Saved data entries
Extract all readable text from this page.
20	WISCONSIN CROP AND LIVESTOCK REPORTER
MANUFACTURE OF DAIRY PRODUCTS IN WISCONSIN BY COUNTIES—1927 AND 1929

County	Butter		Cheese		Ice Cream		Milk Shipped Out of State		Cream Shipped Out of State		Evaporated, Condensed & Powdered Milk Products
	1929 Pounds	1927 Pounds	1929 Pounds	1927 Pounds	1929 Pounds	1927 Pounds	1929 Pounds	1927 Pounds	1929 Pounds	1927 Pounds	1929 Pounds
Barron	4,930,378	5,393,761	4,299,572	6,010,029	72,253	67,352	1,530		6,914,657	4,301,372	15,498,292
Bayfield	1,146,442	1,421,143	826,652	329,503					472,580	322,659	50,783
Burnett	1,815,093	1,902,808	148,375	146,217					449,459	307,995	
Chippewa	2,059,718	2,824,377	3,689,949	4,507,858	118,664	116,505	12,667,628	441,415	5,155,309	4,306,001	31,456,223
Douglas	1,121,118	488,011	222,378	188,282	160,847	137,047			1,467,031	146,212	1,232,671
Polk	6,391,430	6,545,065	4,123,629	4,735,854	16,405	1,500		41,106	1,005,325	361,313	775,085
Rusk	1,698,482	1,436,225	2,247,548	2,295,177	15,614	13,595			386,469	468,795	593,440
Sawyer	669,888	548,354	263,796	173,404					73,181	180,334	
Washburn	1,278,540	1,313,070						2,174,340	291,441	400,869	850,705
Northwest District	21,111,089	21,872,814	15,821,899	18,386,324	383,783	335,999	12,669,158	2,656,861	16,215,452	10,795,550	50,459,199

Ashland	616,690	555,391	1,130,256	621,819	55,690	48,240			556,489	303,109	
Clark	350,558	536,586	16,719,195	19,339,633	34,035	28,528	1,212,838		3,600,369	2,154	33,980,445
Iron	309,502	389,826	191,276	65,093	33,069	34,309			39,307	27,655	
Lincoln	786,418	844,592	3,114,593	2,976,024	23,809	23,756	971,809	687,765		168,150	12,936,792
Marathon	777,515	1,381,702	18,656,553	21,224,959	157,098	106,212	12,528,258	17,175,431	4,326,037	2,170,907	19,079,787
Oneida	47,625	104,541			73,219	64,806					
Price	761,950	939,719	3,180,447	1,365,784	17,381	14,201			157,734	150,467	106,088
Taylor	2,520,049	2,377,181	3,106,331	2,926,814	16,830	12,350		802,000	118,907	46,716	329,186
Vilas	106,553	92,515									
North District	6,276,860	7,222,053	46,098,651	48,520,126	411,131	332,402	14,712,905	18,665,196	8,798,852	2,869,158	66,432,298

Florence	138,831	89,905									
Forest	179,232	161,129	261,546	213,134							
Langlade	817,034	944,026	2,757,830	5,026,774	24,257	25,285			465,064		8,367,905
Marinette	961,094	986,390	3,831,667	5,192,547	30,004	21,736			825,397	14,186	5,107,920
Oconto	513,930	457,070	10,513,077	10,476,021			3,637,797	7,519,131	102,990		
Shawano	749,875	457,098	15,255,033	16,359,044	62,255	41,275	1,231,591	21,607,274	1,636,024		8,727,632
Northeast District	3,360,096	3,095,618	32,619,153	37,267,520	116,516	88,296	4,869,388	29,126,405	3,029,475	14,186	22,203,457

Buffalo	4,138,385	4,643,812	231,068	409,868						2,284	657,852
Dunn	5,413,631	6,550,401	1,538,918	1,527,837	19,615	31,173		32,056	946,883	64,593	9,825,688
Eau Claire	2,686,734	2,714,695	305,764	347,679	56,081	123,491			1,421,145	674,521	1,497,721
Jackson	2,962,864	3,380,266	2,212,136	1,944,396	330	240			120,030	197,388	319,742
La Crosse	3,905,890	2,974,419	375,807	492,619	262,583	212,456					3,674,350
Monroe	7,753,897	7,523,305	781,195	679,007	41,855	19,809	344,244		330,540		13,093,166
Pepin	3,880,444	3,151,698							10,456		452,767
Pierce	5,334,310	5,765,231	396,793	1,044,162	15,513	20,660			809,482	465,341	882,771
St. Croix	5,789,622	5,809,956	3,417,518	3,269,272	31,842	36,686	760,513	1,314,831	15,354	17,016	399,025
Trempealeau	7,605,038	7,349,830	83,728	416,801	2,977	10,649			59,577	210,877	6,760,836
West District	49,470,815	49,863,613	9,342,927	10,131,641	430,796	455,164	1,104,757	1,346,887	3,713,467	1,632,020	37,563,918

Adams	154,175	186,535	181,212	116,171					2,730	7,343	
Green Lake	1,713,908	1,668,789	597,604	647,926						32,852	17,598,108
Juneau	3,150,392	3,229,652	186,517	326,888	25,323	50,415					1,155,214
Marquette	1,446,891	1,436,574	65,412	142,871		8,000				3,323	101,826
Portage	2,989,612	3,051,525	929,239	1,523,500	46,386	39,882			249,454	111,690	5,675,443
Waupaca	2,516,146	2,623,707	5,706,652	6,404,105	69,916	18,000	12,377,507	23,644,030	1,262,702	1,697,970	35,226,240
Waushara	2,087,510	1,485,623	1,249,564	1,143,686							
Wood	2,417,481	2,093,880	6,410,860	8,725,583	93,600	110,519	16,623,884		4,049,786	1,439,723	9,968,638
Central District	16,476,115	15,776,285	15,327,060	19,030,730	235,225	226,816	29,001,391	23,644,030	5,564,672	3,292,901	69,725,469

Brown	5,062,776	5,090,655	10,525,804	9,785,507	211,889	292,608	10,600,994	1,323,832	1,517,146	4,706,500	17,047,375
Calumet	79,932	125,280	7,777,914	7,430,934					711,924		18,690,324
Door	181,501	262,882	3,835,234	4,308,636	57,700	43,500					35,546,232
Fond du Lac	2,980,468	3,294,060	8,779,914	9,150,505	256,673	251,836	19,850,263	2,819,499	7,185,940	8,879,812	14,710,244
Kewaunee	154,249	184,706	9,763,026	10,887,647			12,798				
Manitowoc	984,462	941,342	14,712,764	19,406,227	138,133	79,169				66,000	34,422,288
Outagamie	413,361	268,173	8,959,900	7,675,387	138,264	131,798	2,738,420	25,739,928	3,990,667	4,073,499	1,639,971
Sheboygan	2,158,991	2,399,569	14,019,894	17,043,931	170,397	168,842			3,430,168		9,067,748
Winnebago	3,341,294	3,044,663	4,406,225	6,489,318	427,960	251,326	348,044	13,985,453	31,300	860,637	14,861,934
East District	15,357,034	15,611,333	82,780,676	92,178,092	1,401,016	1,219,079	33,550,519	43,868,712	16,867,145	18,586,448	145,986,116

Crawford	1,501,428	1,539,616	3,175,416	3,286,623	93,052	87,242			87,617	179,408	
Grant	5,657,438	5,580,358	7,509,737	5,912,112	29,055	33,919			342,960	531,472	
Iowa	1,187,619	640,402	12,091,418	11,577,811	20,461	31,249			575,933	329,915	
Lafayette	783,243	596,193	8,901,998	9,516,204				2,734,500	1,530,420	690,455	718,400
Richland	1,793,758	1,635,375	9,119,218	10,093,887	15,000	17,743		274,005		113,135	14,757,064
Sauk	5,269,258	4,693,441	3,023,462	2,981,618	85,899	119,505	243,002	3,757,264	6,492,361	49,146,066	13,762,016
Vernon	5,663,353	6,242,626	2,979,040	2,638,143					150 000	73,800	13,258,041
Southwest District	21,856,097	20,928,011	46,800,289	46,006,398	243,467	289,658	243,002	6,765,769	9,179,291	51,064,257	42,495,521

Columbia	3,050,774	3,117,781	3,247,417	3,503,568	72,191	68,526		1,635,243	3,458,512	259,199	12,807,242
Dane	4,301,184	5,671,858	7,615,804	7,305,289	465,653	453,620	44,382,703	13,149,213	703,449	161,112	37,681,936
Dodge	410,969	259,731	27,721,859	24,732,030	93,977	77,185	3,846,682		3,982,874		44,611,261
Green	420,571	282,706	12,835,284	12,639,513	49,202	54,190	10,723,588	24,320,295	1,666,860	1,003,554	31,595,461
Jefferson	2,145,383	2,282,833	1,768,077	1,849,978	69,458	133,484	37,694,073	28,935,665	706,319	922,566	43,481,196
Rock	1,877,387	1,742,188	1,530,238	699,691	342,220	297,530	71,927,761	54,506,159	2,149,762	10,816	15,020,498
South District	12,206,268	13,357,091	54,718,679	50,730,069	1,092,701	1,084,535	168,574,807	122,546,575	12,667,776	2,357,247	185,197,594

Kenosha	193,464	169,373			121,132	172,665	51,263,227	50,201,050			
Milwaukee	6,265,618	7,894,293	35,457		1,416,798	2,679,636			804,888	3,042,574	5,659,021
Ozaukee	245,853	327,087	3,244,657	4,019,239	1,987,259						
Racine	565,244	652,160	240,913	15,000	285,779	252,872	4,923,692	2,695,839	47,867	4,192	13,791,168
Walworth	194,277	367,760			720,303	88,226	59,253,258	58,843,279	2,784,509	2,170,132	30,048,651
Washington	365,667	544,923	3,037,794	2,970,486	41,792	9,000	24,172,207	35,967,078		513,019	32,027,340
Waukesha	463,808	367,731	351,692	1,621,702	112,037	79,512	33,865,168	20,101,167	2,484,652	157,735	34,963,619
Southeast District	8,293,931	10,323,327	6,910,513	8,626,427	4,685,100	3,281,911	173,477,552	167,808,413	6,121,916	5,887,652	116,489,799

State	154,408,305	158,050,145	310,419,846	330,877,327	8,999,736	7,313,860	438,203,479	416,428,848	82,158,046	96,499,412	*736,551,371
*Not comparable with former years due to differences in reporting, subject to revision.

**Brief**
Find each line with the string "WISCONSIN" and copy it out.

**Final result**
20	WISCONSIN CROP AND LIVESTOCK REPORTER
MANUFACTURE OF DAIRY PRODUCTS IN WISCONSIN BY COUNTIES—1927 AND 1929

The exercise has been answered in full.